REQUIREMENT: Skip the pictures and repeat each line of the data exactly.

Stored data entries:
════════════════
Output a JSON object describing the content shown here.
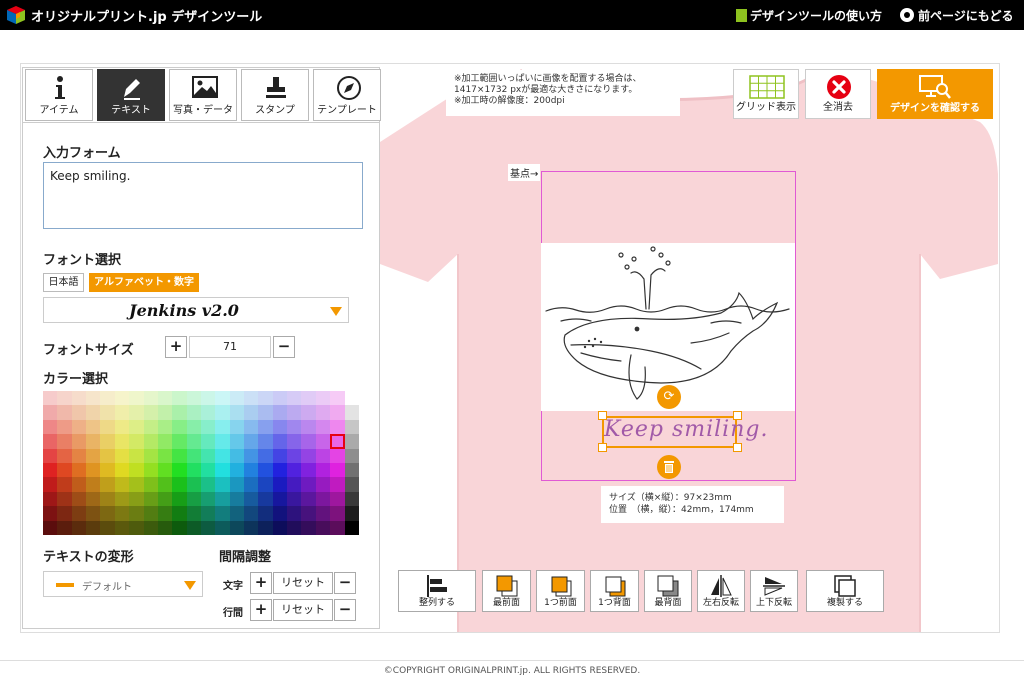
{
  "header": {
    "title": "オリジナルプリント.jp デザインツール",
    "guide_link": "デザインツールの使い方",
    "back_link": "前ページにもどる"
  },
  "tabs": [
    {
      "label": "アイテム",
      "icon": "info-icon",
      "active": false
    },
    {
      "label": "テキスト",
      "icon": "pen-icon",
      "active": true
    },
    {
      "label": "写真・データ",
      "icon": "photo-icon",
      "active": false
    },
    {
      "label": "スタンプ",
      "icon": "stamp-icon",
      "active": false
    },
    {
      "label": "テンプレート",
      "icon": "compass-icon",
      "active": false
    }
  ],
  "text_panel": {
    "input_label": "入力フォーム",
    "input_value": "Keep smiling.",
    "font_label": "フォント選択",
    "lang_japanese": "日本語",
    "lang_alpha": "アルファベット・数字",
    "font_value": "Jenkins v2.0",
    "size_label": "フォントサイズ",
    "size_value": "71",
    "color_label": "カラー選択",
    "transform_label": "テキストの変形",
    "transform_value": "デフォルト",
    "spacing_label": "間隔調整",
    "char_label": "文字",
    "line_label": "行間",
    "reset_label": "リセット"
  },
  "canvas": {
    "notice_lines": [
      "※加工範囲いっぱいに画像を配置する場合は、",
      "1417×1732 pxが最適な大きさになります。",
      "※加工時の解像度：200dpi"
    ],
    "grid_label": "グリッド表示",
    "clear_label": "全消去",
    "confirm_label": "デザインを確認する",
    "origin_label": "基点→",
    "text_object": "Keep smiling.",
    "size_info": "サイズ（横×縦）：97×23mm",
    "position_info": "位置　（横，縦）：42mm，174mm",
    "shirt_color": "#f9d5d8"
  },
  "layer_buttons": [
    "整列する",
    "最前面",
    "1つ前面",
    "1つ背面",
    "最背面",
    "左右反転",
    "上下反転",
    "複製する"
  ],
  "footer": {
    "copyright": "©COPYRIGHT ORIGINALPRINT.jp. ALL RIGHTS RESERVED."
  },
  "colors": {
    "accent": "#f39800",
    "selected_color": "#e60012"
  }
}
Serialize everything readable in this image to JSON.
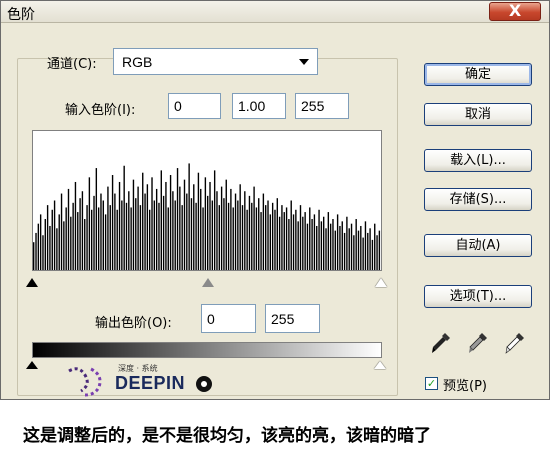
{
  "window": {
    "title": "色阶",
    "close_label": "X"
  },
  "channel": {
    "label": "通道(C):",
    "value": "RGB"
  },
  "input_levels": {
    "label": "输入色阶(I):",
    "black": "0",
    "gamma": "1.00",
    "white": "255"
  },
  "output_levels": {
    "label": "输出色阶(O):",
    "black": "0",
    "white": "255"
  },
  "buttons": {
    "ok": "确定",
    "cancel": "取消",
    "load": "载入(L)...",
    "save": "存储(S)...",
    "auto": "自动(A)",
    "options": "选项(T)..."
  },
  "preview": {
    "label": "预览(P)",
    "checked": true
  },
  "logo": {
    "small_text": "深度 · 系统",
    "main_text": "DEEPIN"
  },
  "caption": "这是调整后的，是不是很均匀，该亮的亮，该暗的暗了",
  "histogram": {
    "description_values": [
      12,
      16,
      20,
      24,
      15,
      22,
      28,
      19,
      26,
      30,
      18,
      24,
      33,
      21,
      27,
      35,
      23,
      29,
      38,
      25,
      31,
      34,
      22,
      28,
      40,
      26,
      32,
      44,
      27,
      33,
      30,
      24,
      36,
      28,
      41,
      33,
      26,
      38,
      30,
      45,
      29,
      34,
      27,
      39,
      31,
      36,
      28,
      42,
      33,
      37,
      26,
      40,
      30,
      35,
      29,
      43,
      32,
      38,
      27,
      41,
      34,
      30,
      44,
      36,
      28,
      39,
      33,
      46,
      31,
      37,
      29,
      42,
      35,
      27,
      40,
      32,
      38,
      30,
      43,
      34,
      28,
      36,
      31,
      39,
      29,
      35,
      27,
      33,
      30,
      37,
      28,
      34,
      26,
      32,
      29,
      36,
      27,
      31,
      25,
      33,
      28,
      30,
      24,
      29,
      26,
      31,
      23,
      28,
      25,
      27,
      22,
      30,
      24,
      26,
      21,
      28,
      23,
      25,
      20,
      27,
      22,
      24,
      19,
      26,
      21,
      23,
      18,
      25,
      20,
      22,
      17,
      24,
      19,
      21,
      16,
      23,
      18,
      20,
      15,
      22,
      17,
      19,
      14,
      21,
      16,
      18,
      13,
      20,
      15,
      17
    ],
    "max": 60
  }
}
════════════════
THE RESULT:
Output a JSON object describing the content shown here.
{
  "header": {
    "title": "オリジナルプリント.jp デザインツール",
    "guide_link": "デザインツールの使い方",
    "back_link": "前ページにもどる"
  },
  "tabs": [
    {
      "label": "アイテム",
      "icon": "info-icon",
      "active": false
    },
    {
      "label": "テキスト",
      "icon": "pen-icon",
      "active": true
    },
    {
      "label": "写真・データ",
      "icon": "photo-icon",
      "active": false
    },
    {
      "label": "スタンプ",
      "icon": "stamp-icon",
      "active": false
    },
    {
      "label": "テンプレート",
      "icon": "compass-icon",
      "active": false
    }
  ],
  "text_panel": {
    "input_label": "入力フォーム",
    "input_value": "Keep smiling.",
    "font_label": "フォント選択",
    "lang_japanese": "日本語",
    "lang_alpha": "アルファベット・数字",
    "font_value": "Jenkins v2.0",
    "size_label": "フォントサイズ",
    "size_value": "71",
    "color_label": "カラー選択",
    "transform_label": "テキストの変形",
    "transform_value": "デフォルト",
    "spacing_label": "間隔調整",
    "char_label": "文字",
    "line_label": "行間",
    "reset_label": "リセット"
  },
  "canvas": {
    "notice_lines": [
      "※加工範囲いっぱいに画像を配置する場合は、",
      "1417×1732 pxが最適な大きさになります。",
      "※加工時の解像度：200dpi"
    ],
    "grid_label": "グリッド表示",
    "clear_label": "全消去",
    "confirm_label": "デザインを確認する",
    "origin_label": "基点→",
    "text_object": "Keep smiling.",
    "size_info": "サイズ（横×縦）：97×23mm",
    "position_info": "位置　（横，縦）：42mm，174mm",
    "shirt_color": "#f9d5d8"
  },
  "layer_buttons": [
    "整列する",
    "最前面",
    "1つ前面",
    "1つ背面",
    "最背面",
    "左右反転",
    "上下反転",
    "複製する"
  ],
  "footer": {
    "copyright": "©COPYRIGHT ORIGINALPRINT.jp. ALL RIGHTS RESERVED."
  },
  "colors": {
    "accent": "#f39800",
    "selected_color": "#e60012"
  }
}
Serialize everything readable in this image to JSON.
{
  "window": {
    "title": "色阶",
    "close_label": "X"
  },
  "channel": {
    "label": "通道(C):",
    "value": "RGB"
  },
  "input_levels": {
    "label": "输入色阶(I):",
    "black": "0",
    "gamma": "1.00",
    "white": "255"
  },
  "output_levels": {
    "label": "输出色阶(O):",
    "black": "0",
    "white": "255"
  },
  "buttons": {
    "ok": "确定",
    "cancel": "取消",
    "load": "载入(L)...",
    "save": "存储(S)...",
    "auto": "自动(A)",
    "options": "选项(T)..."
  },
  "preview": {
    "label": "预览(P)",
    "checked": true
  },
  "logo": {
    "small_text": "深度 · 系统",
    "main_text": "DEEPIN"
  },
  "caption": "这是调整后的，是不是很均匀，该亮的亮，该暗的暗了",
  "histogram": {
    "description_values": [
      12,
      16,
      20,
      24,
      15,
      22,
      28,
      19,
      26,
      30,
      18,
      24,
      33,
      21,
      27,
      35,
      23,
      29,
      38,
      25,
      31,
      34,
      22,
      28,
      40,
      26,
      32,
      44,
      27,
      33,
      30,
      24,
      36,
      28,
      41,
      33,
      26,
      38,
      30,
      45,
      29,
      34,
      27,
      39,
      31,
      36,
      28,
      42,
      33,
      37,
      26,
      40,
      30,
      35,
      29,
      43,
      32,
      38,
      27,
      41,
      34,
      30,
      44,
      36,
      28,
      39,
      33,
      46,
      31,
      37,
      29,
      42,
      35,
      27,
      40,
      32,
      38,
      30,
      43,
      34,
      28,
      36,
      31,
      39,
      29,
      35,
      27,
      33,
      30,
      37,
      28,
      34,
      26,
      32,
      29,
      36,
      27,
      31,
      25,
      33,
      28,
      30,
      24,
      29,
      26,
      31,
      23,
      28,
      25,
      27,
      22,
      30,
      24,
      26,
      21,
      28,
      23,
      25,
      20,
      27,
      22,
      24,
      19,
      26,
      21,
      23,
      18,
      25,
      20,
      22,
      17,
      24,
      19,
      21,
      16,
      23,
      18,
      20,
      15,
      22,
      17,
      19,
      14,
      21,
      16,
      18,
      13,
      20,
      15,
      17
    ],
    "max": 60
  }
}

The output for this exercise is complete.